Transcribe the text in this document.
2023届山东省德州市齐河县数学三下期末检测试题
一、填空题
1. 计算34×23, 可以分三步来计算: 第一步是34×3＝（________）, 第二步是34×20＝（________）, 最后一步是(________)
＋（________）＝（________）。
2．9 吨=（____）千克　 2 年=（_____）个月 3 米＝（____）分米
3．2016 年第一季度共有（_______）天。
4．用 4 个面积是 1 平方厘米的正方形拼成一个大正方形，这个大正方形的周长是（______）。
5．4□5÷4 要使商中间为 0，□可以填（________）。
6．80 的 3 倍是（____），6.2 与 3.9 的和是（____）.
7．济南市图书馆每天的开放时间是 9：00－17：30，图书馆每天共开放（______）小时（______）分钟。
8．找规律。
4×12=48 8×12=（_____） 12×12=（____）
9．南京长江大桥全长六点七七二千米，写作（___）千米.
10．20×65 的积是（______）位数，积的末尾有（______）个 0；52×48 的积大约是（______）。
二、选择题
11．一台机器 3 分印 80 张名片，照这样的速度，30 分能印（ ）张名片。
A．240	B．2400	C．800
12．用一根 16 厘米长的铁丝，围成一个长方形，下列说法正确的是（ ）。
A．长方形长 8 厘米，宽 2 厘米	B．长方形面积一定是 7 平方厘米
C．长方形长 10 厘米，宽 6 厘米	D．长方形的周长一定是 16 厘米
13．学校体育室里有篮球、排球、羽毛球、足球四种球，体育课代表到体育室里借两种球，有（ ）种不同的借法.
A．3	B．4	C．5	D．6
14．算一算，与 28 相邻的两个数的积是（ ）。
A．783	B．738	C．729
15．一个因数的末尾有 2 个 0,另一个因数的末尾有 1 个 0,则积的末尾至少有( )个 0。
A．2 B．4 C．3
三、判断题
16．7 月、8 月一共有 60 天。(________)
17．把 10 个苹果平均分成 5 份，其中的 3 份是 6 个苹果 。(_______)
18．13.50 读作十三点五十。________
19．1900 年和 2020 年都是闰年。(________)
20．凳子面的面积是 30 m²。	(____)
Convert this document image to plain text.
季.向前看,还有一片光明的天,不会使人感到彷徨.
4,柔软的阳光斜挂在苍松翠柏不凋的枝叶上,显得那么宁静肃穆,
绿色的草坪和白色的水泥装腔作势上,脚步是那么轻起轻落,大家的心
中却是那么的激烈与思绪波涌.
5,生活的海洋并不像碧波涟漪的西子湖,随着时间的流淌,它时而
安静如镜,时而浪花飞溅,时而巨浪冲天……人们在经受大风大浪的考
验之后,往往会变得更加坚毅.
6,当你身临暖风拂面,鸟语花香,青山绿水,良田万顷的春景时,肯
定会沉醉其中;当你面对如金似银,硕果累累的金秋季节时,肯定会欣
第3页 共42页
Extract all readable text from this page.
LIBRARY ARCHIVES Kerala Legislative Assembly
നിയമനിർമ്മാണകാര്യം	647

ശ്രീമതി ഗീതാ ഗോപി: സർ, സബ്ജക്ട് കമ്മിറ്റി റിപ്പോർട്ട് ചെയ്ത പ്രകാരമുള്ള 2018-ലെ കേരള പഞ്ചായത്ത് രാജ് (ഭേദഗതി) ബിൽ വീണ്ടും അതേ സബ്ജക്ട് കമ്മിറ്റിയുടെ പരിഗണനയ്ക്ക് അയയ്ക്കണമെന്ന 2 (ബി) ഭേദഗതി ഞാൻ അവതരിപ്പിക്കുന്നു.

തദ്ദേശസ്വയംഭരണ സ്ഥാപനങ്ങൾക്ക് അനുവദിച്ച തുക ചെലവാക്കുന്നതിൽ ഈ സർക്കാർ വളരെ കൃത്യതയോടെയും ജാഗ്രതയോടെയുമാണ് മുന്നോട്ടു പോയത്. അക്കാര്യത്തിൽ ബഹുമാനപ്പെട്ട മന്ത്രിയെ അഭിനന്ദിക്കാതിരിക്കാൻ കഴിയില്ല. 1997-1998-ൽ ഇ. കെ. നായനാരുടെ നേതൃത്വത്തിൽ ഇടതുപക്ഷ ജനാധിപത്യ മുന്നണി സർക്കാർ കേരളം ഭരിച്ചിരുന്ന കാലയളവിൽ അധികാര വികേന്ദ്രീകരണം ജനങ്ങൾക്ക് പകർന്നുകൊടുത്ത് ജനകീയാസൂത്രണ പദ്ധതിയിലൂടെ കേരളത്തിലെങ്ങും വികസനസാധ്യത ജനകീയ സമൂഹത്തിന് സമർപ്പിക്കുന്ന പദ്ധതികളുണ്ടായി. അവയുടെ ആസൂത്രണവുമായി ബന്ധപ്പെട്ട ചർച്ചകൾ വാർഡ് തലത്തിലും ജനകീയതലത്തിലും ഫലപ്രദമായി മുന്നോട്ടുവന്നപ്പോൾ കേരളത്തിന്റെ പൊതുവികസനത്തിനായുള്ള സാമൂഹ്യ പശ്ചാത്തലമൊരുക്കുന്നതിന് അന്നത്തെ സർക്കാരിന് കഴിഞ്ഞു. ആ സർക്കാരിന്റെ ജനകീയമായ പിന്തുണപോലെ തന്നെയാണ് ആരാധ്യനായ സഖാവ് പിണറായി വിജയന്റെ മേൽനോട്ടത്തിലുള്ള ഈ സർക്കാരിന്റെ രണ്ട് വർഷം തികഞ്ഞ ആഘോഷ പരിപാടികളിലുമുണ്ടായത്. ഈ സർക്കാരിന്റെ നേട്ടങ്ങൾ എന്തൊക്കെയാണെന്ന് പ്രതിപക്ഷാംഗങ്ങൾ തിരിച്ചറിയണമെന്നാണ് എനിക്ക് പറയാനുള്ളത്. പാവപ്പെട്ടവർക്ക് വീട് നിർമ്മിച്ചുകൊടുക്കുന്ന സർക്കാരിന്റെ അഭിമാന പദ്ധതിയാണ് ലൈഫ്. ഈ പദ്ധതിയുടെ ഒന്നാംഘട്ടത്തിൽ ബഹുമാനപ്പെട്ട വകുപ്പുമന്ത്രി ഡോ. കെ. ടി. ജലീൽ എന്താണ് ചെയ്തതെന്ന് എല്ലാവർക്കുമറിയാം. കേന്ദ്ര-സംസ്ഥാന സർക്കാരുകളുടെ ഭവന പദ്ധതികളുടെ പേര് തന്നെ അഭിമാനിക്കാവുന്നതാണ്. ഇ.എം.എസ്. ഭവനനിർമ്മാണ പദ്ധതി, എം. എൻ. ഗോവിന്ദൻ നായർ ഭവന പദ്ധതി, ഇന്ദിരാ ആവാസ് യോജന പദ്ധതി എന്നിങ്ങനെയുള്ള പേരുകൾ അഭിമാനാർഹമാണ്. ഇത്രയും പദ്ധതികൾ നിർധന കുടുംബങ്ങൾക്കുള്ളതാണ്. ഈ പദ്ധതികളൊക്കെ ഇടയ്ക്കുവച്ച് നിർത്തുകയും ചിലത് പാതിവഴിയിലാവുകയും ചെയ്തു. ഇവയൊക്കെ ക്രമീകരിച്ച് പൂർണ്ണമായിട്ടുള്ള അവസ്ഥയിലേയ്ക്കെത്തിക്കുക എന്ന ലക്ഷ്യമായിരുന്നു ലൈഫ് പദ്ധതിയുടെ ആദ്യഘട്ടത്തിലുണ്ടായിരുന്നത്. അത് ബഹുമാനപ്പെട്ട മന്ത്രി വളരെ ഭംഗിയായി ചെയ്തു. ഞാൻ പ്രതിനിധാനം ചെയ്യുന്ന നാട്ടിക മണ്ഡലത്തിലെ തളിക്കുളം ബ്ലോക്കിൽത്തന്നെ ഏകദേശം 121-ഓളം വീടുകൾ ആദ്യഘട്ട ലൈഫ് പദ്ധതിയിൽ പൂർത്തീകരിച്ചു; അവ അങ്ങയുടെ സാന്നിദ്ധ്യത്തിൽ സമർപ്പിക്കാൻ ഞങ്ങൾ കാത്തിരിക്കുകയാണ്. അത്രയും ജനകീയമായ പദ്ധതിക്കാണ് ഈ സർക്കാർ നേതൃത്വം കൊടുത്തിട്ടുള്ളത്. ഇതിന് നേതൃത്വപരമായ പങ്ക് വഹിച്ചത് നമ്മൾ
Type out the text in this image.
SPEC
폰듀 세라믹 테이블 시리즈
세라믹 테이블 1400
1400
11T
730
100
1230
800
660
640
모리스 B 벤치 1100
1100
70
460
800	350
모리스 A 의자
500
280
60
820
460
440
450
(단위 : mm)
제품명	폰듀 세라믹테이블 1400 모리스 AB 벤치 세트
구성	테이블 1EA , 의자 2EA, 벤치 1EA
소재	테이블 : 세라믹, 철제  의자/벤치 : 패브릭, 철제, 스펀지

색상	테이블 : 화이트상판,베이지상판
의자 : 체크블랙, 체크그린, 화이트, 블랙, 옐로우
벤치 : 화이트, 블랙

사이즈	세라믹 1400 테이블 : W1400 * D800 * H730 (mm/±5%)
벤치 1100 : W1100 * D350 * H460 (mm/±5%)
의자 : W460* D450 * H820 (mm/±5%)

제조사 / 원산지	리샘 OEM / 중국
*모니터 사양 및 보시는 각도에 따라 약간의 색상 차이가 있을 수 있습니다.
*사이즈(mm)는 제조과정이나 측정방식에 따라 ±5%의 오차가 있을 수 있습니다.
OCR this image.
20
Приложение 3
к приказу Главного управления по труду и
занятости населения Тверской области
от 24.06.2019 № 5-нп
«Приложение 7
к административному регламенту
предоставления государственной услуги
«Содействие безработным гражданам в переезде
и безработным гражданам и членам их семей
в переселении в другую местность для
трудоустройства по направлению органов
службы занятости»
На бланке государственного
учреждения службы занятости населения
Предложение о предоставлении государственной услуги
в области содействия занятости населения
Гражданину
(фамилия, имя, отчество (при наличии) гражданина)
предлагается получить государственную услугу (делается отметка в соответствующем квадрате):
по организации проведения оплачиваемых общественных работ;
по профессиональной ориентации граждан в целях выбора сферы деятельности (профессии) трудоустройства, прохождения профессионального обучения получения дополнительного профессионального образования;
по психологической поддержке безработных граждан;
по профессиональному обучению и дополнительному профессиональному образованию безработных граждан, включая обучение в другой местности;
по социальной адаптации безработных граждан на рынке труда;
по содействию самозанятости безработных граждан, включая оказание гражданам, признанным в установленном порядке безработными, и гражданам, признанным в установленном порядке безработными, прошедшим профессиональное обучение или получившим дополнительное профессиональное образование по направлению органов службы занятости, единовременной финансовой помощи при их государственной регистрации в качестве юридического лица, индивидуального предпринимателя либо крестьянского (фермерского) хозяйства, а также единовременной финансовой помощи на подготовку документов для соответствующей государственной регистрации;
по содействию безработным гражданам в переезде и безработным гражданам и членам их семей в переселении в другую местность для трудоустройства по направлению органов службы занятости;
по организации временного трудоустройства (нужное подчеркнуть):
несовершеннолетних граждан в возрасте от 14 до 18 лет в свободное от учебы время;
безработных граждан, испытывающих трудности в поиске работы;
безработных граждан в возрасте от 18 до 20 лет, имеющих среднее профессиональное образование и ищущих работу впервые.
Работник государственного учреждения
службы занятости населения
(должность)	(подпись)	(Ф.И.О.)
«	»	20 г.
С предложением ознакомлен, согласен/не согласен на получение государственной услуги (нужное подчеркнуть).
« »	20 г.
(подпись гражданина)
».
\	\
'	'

· · ·

The answer should be a single number: the count of lines in the data that include the string "있습니다".

2